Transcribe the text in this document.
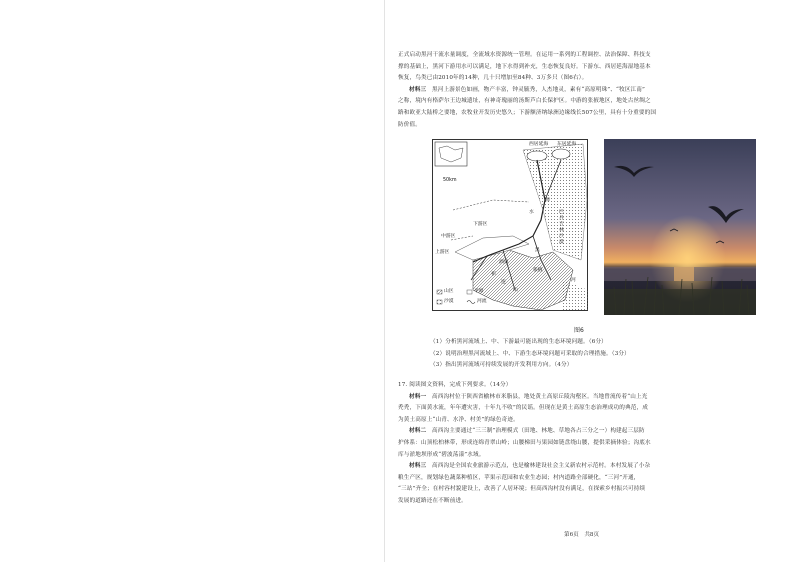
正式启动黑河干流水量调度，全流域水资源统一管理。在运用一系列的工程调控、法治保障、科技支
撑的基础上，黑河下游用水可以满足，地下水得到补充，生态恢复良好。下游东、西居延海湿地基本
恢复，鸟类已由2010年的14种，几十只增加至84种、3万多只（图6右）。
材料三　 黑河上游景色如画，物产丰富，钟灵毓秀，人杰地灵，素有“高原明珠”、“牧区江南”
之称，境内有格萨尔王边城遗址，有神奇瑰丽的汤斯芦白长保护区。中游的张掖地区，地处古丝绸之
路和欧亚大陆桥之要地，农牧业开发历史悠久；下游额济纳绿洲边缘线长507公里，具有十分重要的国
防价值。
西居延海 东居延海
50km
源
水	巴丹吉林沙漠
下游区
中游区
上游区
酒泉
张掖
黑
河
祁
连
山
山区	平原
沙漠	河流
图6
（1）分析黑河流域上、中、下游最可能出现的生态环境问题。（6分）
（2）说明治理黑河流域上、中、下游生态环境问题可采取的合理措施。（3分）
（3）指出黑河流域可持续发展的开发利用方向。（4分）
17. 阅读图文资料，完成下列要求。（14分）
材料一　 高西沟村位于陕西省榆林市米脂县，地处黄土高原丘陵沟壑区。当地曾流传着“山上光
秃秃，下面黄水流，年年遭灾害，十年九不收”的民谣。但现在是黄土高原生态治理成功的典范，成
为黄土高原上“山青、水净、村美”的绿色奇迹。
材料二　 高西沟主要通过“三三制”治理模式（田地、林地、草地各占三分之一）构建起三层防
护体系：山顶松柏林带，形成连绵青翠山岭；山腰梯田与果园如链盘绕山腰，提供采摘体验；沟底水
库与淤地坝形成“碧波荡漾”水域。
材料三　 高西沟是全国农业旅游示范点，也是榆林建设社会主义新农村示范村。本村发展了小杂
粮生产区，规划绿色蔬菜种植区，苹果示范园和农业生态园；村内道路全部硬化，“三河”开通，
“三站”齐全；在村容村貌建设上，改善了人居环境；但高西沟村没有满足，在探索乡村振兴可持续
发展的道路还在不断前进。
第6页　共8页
...
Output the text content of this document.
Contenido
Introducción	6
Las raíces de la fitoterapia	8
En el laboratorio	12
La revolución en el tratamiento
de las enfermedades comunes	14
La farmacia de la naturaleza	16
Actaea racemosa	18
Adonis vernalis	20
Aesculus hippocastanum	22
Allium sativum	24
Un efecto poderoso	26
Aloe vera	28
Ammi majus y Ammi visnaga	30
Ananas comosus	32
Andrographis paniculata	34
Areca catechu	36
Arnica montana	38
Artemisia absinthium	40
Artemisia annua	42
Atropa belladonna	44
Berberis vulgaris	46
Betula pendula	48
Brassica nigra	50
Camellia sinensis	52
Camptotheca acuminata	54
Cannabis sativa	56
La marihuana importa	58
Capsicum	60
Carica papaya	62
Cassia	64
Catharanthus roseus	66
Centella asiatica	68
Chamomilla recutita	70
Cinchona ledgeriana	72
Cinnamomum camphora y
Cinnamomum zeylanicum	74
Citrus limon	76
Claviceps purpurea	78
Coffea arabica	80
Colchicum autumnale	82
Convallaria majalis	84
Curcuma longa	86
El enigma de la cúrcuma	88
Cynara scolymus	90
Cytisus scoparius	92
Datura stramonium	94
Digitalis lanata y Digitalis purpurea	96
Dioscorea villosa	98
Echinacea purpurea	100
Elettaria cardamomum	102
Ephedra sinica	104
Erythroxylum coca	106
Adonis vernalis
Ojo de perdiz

» **WRITTEN TASK**
Identify each line holding the string "Adonis", and copy it out.

» **OUTPUT OF THE TASK**
Adonis vernalis	20
Adonis vernalis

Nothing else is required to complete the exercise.